• ESTRATTO DELLA PAGINA:
"""

·Seicento sindaci per la Segre, tranne Masci·

Seicento sindaci tranne uno: quello di Pescara, Carlo Masci, che ha  disertato la manifestazione di Milano in difesa di Liliana Segre. Non bastava la gaffe sulla cittadinanza onoraria rifiutata, la marcia indietro peggiore della gaffe, le parole balbettate, lette dal telefonino, impapocchiate: ieri la giunta di Pescara ha bellamente ignorato la marcia di Milano dove i sindaci di seicento Comuni, compresi tantissimi di centrodestra come Paolo Truzzu di Cagliari, Claudio Scajola di Imperia, o come Mario Conte leghista di Treviso, hanno sfilato con la fascia tricolore per esprimere sostegno e vicinanza alla senatrice a vita. Ma forse senza capire a fondo  il significato della manifestazione, Masci ha preferito far finta di niente e restare a casa.

"""

• ISTRUZIONI DELL'ESERCIZIO:
1. Restituisci il passaggio dell'articolo sulla marcia dei sindaci per Liliana Segre che comincia con "Seicento sindaci tranne" e prosegue fino a "restare a casa.".
2. Nell'articolo sulla marcia dei sindaci per Liliana Segre, chi è indicato come sindaco leghista di Treviso?

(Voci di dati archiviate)
"""

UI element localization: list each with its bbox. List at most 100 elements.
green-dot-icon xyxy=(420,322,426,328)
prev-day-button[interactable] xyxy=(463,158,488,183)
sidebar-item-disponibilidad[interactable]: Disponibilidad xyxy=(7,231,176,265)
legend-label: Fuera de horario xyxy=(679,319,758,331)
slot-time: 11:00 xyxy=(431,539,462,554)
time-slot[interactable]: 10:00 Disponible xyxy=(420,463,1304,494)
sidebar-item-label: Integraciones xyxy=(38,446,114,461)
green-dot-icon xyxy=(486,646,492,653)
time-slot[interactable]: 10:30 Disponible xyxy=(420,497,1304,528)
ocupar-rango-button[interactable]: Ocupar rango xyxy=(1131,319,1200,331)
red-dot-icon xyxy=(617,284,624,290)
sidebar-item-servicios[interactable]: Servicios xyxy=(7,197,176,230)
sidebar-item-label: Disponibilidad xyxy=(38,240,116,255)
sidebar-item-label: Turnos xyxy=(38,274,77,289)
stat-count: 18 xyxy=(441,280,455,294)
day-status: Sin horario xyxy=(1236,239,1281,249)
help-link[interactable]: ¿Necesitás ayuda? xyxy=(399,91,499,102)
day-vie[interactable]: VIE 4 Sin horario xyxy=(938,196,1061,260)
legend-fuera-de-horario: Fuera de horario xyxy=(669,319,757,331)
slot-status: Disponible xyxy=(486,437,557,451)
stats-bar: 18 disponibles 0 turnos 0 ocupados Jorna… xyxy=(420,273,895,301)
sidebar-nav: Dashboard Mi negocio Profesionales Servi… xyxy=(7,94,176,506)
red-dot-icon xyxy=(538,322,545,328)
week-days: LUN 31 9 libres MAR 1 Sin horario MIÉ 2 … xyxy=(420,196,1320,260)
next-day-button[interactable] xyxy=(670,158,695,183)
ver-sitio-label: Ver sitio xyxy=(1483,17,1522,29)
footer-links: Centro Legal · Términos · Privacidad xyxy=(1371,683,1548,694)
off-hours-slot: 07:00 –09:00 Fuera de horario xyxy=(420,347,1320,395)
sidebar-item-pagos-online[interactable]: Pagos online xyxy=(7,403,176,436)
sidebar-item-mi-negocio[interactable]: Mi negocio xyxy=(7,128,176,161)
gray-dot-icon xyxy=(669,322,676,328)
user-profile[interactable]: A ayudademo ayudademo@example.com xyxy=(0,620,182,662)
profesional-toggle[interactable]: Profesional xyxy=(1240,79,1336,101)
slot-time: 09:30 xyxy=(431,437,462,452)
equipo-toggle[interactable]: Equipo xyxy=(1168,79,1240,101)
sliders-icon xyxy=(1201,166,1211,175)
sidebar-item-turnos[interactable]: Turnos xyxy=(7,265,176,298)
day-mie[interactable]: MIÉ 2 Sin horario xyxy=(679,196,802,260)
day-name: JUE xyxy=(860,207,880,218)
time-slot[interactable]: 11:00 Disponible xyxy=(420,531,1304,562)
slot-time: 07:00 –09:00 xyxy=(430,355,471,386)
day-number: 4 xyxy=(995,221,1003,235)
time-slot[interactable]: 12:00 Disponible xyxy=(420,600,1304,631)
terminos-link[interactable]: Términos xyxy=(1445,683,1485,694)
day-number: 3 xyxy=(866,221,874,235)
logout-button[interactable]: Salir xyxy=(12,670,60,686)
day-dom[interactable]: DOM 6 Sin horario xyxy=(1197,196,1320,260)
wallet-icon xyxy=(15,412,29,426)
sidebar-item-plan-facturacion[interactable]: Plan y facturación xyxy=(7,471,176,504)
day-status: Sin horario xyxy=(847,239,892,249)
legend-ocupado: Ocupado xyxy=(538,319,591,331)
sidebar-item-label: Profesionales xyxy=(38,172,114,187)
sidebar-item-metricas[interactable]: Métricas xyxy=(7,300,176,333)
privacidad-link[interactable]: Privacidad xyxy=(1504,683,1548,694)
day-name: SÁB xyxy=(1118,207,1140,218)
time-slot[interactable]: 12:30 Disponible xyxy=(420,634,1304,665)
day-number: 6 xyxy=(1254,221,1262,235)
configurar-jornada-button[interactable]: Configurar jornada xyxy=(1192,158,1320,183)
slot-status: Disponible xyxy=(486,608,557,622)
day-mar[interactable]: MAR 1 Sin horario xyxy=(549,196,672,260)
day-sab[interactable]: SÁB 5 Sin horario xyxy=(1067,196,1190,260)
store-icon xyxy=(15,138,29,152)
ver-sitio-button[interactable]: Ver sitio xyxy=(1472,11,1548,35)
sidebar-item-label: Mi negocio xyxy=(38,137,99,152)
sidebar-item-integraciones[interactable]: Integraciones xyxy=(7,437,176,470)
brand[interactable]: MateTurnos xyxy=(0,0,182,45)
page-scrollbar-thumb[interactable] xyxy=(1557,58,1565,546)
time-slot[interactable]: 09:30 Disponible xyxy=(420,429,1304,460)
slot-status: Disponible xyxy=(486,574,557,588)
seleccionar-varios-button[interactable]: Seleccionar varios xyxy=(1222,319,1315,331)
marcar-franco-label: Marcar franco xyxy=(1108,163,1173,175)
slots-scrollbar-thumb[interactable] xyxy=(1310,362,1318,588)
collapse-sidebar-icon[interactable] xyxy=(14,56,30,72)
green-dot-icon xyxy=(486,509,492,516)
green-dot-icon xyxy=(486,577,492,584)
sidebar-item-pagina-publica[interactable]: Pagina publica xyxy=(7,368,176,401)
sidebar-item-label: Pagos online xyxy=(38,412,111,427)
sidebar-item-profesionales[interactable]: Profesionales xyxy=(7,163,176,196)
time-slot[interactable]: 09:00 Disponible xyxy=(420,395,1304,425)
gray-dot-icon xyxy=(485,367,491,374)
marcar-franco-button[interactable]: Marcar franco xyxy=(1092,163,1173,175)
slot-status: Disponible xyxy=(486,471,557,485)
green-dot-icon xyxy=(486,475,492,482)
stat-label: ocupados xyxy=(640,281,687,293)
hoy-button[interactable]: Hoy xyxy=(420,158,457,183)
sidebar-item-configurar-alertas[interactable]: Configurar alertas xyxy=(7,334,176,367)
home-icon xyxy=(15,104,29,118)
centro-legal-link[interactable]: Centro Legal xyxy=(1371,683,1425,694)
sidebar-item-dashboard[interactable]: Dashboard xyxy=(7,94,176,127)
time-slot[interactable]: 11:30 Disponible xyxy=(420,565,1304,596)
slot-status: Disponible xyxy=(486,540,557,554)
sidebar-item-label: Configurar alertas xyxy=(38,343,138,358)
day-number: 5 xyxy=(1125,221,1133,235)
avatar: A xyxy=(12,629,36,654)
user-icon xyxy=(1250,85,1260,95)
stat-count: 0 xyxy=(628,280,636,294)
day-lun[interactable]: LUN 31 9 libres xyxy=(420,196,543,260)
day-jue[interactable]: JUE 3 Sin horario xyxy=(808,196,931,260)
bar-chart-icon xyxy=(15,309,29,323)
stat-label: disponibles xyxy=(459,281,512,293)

"""

• RISULTATI DEI COMPITI:
1.
Seicento sindaci tranne uno: quello di Pescara, Carlo Masci, che ha  disertato la manifestazione di Milano in difesa di Liliana Segre. Non bastava la gaffe sulla cittadinanza onoraria rifiutata, la marcia indietro peggiore della gaffe, le parole balbettate, lette dal telefonino, impapocchiate: ieri la giunta di Pescara ha bellamente ignorato la marcia di Milano dove i sindaci di seicento Comuni, compresi tantissimi di centrodestra come Paolo Truzzu di Cagliari, Claudio Scajola di Imperia, o come Mario Conte leghista di Treviso, hanno sfilato con la fascia tricolore per esprimere sostegno e vicinanza alla senatrice a vita. Ma forse senza capire a fondo  il significato della manifestazione, Masci ha preferito far finta di niente e restare a casa.

2. Mario Conte.